What is required
Decide whether each statement below agrees with the passage on lending a plane. Answer yes or no for each, and quote the deciding words from the passage. (a) At the end of the year James will have 291 planks and a new plane. (b) William ends the year with 289 planks and a plane. (c) If William borrows the plank as well as the plane, he must return a plane and a single plank.

==== Selected text ====

But when, in addition to the return of a plane, a plank is given, James at the end of the year will be in a better position than if there had been no borrowing, and William in a worse. James will have 291 planks and a new plane, and William 289 planks and no plane. If William now borrows the plank as well as the plane on the same terms as before, he will at the end of the year have to return to James a plane, two planks and a fraction of a plank; and if this difference be again borrowed, and so on, is it not evident that the income of the one will progressively decline, and that of the other will progressively increase, until at length, if the operation be continued, the time will come when, as the result of the original lending of a plane, James will obtain the whole result of William’s labor—that is to say, William will become virtually his slave?

==== Stored data ====

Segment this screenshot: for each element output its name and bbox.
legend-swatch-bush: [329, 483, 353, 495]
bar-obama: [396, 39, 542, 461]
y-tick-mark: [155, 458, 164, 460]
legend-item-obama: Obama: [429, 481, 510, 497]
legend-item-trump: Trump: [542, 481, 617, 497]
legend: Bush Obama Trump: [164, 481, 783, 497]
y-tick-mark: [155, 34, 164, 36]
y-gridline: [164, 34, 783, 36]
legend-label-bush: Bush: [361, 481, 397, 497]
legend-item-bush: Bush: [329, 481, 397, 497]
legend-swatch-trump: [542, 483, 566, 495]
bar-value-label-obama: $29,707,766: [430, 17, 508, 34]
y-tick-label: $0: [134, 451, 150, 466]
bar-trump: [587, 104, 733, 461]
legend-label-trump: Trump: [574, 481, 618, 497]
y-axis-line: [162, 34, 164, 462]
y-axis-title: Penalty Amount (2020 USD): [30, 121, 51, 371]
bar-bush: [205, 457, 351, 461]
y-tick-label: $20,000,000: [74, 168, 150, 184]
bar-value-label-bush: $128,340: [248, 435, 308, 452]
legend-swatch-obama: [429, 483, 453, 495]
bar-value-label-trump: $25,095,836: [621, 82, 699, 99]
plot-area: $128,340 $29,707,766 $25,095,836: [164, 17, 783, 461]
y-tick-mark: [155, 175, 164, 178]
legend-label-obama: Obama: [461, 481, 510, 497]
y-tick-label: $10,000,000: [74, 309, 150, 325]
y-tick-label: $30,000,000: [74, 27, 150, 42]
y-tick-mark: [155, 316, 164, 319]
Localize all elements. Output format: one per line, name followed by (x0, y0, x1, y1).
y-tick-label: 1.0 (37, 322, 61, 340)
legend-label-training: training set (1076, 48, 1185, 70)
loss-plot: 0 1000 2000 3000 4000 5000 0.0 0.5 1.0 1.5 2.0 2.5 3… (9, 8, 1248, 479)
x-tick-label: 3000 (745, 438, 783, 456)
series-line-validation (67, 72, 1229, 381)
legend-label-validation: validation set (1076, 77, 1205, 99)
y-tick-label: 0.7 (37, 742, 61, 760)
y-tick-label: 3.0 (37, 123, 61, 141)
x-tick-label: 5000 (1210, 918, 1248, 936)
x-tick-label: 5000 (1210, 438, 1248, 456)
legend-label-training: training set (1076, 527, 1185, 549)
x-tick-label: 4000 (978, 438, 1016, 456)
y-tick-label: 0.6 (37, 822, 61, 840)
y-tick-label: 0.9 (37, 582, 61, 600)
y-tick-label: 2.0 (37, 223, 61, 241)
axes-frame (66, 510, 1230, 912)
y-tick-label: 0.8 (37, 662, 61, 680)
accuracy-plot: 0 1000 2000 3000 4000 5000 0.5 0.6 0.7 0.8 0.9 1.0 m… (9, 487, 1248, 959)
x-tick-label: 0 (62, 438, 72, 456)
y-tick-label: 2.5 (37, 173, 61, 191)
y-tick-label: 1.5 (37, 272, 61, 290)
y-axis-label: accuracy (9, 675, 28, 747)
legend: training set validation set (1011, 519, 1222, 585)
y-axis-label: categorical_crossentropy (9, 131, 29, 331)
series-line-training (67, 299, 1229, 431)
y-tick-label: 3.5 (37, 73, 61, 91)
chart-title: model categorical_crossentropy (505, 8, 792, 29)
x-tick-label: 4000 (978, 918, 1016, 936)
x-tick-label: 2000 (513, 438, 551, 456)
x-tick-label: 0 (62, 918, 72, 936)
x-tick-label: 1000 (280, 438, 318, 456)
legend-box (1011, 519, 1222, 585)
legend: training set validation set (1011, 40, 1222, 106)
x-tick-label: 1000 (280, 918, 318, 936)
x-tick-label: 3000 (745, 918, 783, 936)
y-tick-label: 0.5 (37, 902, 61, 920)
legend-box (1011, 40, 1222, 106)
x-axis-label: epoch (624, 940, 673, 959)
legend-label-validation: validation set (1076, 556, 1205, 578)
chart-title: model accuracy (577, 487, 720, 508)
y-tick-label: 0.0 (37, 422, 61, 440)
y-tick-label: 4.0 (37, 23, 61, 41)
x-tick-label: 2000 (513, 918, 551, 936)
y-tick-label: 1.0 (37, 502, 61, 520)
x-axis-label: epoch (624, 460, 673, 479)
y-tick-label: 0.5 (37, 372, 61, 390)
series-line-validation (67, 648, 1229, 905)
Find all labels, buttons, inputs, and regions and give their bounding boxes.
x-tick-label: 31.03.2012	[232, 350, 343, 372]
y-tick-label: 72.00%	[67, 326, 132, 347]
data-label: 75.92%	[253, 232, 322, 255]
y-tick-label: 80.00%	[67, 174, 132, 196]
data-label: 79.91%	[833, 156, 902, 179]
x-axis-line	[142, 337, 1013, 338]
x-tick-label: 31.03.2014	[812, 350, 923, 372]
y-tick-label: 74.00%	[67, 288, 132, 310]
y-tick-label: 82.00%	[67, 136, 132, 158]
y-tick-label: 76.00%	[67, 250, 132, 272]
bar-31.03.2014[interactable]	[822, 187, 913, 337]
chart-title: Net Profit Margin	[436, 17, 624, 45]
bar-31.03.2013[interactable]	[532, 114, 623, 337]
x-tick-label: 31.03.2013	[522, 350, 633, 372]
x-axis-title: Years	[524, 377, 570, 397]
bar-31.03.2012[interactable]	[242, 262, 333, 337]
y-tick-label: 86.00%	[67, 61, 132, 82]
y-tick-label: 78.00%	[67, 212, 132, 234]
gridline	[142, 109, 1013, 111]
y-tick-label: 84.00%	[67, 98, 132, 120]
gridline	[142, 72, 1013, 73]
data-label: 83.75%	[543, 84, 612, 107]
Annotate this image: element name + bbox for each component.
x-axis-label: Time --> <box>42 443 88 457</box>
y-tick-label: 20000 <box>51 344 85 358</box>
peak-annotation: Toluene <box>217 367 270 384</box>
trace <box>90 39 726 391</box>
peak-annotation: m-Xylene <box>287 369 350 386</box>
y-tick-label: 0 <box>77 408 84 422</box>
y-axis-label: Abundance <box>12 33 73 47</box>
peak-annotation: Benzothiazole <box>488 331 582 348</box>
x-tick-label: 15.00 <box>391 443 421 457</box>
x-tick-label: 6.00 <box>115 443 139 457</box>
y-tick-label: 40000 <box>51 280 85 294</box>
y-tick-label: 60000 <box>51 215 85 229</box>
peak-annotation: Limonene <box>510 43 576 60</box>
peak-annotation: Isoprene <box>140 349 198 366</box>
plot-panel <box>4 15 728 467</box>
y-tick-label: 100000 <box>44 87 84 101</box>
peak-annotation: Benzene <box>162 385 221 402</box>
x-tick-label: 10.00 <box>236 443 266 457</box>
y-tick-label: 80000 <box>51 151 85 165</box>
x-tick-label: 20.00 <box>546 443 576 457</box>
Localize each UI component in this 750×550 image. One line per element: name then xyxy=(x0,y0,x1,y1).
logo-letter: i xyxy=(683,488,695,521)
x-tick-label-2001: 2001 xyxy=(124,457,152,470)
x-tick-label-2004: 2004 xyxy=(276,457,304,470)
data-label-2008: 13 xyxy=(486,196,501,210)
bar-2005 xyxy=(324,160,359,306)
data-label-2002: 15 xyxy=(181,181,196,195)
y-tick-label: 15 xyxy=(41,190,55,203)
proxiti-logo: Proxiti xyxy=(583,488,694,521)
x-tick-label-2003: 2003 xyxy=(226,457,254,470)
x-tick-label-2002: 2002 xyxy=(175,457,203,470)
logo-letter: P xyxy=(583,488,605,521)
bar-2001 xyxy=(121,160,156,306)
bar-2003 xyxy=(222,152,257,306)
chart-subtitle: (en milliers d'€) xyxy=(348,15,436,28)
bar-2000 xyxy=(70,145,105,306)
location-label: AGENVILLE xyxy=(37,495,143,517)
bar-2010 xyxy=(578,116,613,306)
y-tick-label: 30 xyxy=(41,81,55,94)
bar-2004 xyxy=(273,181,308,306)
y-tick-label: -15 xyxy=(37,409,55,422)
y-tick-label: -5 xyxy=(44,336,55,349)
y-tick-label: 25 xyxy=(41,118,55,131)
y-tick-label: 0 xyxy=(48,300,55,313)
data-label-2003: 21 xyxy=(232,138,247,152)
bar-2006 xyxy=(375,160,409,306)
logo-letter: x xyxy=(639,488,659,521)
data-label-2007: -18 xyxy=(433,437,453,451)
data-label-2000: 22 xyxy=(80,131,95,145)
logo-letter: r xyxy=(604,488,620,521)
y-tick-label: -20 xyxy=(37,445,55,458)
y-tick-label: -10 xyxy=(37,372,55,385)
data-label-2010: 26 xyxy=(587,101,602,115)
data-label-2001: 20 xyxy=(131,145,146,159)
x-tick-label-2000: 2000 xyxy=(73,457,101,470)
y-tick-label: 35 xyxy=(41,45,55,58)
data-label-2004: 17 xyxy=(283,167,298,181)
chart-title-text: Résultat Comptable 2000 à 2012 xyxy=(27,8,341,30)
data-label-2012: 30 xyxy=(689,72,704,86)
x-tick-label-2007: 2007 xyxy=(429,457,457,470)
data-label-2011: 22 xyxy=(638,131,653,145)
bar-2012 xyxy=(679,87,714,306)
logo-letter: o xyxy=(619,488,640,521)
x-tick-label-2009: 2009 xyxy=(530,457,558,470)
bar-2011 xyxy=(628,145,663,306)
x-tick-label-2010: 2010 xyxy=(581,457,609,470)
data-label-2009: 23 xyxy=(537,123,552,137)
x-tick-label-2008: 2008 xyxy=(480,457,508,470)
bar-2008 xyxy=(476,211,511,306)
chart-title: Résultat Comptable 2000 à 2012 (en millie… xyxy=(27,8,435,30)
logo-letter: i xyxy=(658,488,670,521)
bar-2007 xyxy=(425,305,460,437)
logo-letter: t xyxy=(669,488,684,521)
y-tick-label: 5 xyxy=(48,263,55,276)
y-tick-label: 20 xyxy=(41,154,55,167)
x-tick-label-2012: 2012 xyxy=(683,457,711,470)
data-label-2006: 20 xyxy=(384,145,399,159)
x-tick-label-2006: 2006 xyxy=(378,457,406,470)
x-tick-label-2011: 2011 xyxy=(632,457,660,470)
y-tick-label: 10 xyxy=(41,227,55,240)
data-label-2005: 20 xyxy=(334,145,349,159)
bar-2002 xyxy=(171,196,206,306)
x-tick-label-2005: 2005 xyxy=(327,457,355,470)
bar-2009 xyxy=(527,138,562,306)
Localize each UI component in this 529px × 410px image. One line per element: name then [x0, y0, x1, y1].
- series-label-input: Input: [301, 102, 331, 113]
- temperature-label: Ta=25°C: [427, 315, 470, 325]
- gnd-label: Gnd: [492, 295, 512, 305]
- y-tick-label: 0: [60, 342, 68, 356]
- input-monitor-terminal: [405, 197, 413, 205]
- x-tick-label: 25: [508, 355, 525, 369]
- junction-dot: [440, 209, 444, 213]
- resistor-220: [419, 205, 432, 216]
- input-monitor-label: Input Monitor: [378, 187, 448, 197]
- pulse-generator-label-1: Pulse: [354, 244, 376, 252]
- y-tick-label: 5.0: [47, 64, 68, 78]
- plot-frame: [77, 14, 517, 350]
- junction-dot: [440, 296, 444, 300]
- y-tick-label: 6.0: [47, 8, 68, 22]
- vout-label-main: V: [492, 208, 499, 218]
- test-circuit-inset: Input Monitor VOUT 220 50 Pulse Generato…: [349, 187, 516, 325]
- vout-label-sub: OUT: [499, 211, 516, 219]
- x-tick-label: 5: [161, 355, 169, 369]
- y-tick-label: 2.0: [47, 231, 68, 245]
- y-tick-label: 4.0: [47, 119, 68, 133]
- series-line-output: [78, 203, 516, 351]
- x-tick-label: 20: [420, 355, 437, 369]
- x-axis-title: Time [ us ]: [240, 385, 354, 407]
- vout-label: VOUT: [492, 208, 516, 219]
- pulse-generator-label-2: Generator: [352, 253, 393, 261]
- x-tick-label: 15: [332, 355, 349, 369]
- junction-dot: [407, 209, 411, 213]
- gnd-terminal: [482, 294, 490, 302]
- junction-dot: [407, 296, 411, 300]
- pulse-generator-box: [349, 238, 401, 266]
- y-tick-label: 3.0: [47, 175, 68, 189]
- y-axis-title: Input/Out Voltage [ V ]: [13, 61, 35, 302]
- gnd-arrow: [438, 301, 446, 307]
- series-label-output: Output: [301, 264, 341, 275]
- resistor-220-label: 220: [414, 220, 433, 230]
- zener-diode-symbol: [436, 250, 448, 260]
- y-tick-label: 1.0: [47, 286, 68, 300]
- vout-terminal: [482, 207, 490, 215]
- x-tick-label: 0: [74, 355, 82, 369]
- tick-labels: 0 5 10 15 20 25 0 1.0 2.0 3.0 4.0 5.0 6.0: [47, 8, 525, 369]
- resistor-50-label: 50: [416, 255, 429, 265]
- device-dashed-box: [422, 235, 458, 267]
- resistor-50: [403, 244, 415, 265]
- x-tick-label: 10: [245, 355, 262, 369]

====

Response for this exercise
(a) Yes: "James will have 291 planks and a new plane"
(b) No: "William 289 planks and no plane"
(c) No: "a plane, two planks and a fraction of a plank"